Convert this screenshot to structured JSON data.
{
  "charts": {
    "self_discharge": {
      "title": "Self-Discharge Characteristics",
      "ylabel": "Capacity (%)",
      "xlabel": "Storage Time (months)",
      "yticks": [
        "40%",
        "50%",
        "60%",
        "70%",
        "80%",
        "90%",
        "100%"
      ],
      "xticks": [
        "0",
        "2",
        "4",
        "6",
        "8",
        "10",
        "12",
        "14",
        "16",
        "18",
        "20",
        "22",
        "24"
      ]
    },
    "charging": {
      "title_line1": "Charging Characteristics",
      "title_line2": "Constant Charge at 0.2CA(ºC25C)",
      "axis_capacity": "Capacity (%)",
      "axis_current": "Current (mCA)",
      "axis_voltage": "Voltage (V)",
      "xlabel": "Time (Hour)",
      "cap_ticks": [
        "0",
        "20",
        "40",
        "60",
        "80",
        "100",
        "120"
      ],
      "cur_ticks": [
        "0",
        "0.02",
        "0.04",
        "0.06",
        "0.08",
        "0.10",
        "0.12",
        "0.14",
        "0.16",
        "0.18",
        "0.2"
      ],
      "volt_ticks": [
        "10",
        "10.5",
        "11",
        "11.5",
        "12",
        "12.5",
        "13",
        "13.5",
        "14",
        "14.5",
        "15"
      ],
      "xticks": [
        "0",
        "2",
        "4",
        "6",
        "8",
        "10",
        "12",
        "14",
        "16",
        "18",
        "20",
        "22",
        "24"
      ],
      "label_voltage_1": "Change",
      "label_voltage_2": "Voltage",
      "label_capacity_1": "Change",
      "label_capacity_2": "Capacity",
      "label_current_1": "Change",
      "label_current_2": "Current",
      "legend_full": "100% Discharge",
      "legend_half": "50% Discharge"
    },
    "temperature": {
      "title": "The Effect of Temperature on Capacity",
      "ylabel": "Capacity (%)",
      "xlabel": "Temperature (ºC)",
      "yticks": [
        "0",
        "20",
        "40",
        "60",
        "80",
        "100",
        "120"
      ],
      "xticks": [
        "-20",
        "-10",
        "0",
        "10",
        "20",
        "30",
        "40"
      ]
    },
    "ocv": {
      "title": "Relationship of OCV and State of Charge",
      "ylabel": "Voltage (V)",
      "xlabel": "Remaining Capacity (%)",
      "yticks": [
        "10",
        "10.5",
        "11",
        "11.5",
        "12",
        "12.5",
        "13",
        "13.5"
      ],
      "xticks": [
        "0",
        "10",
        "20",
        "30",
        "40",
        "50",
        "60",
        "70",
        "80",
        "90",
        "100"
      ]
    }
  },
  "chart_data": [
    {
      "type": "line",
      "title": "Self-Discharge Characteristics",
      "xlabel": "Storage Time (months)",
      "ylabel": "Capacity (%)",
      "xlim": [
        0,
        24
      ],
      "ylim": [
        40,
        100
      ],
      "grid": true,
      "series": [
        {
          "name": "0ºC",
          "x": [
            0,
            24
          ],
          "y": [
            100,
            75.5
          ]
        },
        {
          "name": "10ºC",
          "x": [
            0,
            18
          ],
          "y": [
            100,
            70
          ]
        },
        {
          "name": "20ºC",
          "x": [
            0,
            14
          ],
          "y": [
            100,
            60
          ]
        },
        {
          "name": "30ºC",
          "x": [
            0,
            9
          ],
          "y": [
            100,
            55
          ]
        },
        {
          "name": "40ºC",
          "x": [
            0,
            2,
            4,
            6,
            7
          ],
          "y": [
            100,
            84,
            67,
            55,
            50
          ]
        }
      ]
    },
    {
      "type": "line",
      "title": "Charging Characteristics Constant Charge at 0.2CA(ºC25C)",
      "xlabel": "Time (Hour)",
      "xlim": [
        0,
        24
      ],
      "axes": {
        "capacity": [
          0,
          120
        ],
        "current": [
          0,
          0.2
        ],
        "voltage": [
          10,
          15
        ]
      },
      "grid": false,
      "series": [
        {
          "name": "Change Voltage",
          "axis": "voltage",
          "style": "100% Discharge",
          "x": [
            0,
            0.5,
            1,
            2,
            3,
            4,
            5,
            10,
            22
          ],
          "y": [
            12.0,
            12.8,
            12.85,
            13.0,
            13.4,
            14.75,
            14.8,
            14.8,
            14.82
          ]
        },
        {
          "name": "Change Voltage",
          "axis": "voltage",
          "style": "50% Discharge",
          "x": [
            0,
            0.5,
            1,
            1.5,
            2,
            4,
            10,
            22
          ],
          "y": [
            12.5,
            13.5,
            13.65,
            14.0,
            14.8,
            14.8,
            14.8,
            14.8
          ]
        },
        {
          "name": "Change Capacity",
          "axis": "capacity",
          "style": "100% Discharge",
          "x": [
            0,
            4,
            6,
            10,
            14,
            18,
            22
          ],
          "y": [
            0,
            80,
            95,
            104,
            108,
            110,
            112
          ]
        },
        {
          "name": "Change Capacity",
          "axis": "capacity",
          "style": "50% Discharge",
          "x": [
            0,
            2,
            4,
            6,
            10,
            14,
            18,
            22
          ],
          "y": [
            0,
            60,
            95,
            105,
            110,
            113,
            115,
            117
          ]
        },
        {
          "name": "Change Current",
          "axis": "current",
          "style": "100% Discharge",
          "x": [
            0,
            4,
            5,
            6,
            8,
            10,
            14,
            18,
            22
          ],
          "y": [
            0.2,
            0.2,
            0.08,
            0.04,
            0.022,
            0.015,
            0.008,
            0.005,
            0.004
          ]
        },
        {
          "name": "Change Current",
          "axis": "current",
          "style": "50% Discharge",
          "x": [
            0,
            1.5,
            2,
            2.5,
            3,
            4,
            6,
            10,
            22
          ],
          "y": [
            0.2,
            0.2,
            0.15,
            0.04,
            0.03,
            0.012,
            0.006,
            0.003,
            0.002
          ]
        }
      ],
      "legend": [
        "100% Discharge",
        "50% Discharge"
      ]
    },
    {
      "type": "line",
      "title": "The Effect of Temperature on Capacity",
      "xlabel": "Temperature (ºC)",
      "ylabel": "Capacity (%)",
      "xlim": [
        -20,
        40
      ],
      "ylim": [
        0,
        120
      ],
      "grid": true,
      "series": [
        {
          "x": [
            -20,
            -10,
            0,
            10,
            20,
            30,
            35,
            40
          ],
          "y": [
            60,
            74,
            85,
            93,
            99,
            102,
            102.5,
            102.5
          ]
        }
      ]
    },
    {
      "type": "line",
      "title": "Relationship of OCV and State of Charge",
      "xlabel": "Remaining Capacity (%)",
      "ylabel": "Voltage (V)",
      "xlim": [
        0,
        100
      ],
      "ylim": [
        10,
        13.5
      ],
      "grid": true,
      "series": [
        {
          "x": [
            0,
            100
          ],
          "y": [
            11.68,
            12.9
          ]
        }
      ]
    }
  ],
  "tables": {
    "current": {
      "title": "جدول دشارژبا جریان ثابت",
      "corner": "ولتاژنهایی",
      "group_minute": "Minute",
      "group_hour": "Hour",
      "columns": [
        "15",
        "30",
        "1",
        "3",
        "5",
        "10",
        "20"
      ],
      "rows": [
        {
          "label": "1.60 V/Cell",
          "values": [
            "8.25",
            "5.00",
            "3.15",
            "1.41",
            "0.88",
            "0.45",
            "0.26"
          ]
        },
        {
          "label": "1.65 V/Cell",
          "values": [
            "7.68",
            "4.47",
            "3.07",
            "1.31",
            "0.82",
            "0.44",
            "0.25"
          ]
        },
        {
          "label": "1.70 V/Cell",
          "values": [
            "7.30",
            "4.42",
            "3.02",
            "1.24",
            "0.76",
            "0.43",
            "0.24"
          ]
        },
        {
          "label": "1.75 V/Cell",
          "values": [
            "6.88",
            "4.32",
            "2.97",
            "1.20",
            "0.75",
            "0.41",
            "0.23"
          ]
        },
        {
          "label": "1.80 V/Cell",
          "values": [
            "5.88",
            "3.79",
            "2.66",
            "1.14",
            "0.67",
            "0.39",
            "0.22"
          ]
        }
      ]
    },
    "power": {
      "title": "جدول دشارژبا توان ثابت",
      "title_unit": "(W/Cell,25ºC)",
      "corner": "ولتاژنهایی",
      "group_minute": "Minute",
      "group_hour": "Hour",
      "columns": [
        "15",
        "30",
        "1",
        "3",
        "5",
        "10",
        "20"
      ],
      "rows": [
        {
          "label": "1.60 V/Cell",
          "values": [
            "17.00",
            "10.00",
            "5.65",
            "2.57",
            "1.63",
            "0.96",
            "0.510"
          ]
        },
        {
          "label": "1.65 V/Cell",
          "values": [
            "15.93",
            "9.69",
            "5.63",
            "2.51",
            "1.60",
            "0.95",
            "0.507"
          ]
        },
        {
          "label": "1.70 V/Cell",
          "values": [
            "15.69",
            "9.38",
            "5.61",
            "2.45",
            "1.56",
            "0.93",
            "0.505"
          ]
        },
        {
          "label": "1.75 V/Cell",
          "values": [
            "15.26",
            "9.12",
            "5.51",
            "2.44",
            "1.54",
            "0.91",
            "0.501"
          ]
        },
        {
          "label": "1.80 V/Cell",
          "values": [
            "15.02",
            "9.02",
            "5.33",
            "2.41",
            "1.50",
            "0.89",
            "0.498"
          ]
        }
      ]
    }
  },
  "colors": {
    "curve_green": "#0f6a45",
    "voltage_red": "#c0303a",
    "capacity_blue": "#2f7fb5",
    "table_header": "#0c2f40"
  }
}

____

_Request_
Pick each line holding the word "Characteristics" out of the data and copy it.

_Full output_
      "title": "Self-Discharge Characteristics",
      "title_line1": "Charging Characteristics",
      "title": "Self-Discharge Characteristics",
      "title": "Charging Characteristics Constant Charge at 0.2CA(ºC25C)",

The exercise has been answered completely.